What is asked
Show each line that has the string "Live" in it.
---*---
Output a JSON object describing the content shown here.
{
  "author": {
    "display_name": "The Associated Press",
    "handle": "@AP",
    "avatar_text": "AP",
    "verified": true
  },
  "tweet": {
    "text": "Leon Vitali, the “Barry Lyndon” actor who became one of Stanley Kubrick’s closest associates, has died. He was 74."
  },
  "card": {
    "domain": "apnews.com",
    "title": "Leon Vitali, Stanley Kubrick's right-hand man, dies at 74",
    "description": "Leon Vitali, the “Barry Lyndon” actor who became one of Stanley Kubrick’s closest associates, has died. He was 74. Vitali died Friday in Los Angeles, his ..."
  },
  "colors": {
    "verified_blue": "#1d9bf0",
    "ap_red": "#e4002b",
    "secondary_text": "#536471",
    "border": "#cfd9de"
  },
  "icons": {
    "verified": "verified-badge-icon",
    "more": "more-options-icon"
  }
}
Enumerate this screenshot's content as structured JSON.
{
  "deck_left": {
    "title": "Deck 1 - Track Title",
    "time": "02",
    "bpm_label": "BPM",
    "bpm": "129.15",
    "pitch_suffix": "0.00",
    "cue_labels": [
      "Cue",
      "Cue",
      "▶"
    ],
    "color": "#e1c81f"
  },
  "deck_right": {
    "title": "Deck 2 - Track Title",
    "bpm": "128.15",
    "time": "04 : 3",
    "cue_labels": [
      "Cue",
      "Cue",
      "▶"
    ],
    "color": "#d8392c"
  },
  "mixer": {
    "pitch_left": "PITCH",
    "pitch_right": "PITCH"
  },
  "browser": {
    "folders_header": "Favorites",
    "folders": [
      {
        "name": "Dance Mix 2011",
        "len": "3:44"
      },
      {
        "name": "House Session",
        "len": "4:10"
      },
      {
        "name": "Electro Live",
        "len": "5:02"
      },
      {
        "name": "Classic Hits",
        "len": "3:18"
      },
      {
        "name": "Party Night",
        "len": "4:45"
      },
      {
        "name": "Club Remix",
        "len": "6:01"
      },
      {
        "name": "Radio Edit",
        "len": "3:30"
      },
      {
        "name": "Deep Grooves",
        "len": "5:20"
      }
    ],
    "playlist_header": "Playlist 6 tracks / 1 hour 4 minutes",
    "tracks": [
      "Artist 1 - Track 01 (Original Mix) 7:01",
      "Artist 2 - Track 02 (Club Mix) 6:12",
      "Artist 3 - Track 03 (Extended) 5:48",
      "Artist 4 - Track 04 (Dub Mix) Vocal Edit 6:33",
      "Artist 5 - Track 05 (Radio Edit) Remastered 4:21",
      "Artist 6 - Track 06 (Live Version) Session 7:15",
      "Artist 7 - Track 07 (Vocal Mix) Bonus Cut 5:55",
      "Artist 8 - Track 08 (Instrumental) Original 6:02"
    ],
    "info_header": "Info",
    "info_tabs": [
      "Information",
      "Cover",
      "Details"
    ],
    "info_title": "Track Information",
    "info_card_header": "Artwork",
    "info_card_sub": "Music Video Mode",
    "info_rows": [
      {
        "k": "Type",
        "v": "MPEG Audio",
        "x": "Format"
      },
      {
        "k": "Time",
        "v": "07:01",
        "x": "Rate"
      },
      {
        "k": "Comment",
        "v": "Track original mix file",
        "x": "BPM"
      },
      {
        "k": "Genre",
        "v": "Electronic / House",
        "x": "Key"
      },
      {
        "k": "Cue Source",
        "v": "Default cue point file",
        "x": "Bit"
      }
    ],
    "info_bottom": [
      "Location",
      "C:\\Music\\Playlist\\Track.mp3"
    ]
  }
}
---*---
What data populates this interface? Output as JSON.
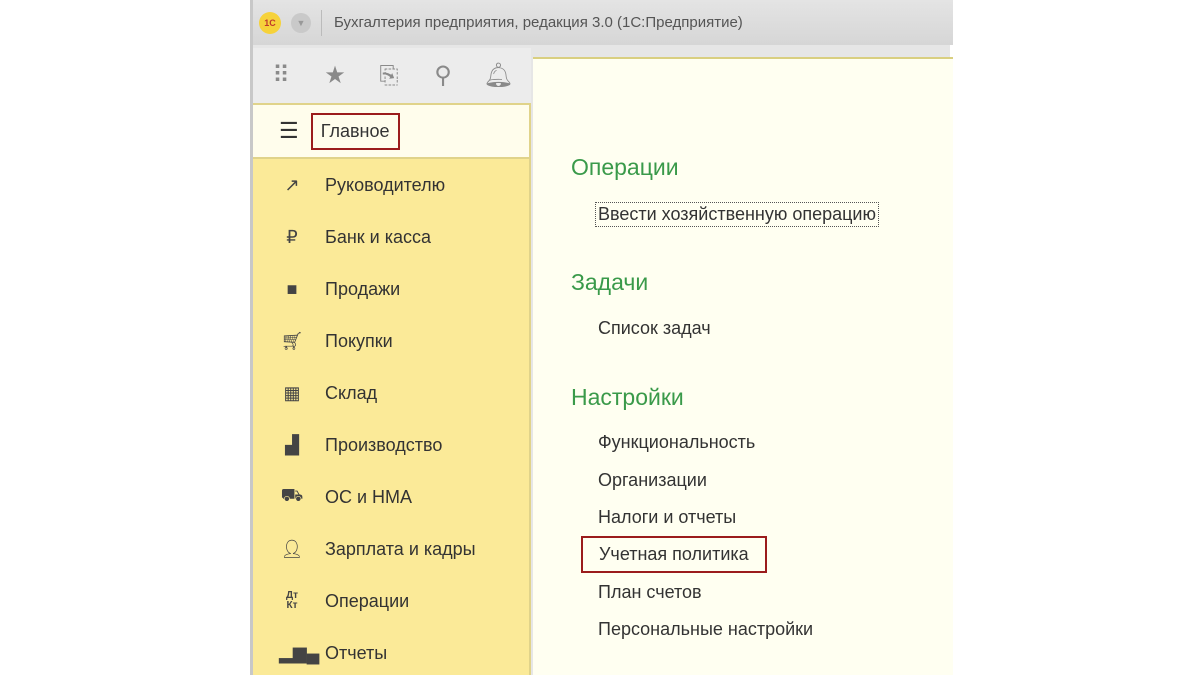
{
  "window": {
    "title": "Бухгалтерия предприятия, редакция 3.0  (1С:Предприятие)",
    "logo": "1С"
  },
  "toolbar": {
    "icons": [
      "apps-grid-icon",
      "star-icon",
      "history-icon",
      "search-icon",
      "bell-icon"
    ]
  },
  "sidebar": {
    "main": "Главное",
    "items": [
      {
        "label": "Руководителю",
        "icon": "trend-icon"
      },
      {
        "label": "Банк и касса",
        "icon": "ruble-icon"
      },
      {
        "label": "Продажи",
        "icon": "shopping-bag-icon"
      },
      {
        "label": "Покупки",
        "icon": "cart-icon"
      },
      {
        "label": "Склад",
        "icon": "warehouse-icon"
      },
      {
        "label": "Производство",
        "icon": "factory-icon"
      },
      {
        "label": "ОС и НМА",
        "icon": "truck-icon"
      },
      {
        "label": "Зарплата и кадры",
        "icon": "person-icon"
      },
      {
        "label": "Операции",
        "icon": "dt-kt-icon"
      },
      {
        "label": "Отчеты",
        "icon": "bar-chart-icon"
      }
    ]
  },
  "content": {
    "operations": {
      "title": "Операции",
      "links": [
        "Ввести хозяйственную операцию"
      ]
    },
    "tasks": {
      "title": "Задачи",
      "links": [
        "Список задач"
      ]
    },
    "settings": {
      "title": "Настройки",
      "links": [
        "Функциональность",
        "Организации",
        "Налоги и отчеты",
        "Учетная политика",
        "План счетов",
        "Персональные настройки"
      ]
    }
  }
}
---*---
Completed task
        "name": "Electro Live",
      "Artist 6 - Track 06 (Live Version) Session 7:15",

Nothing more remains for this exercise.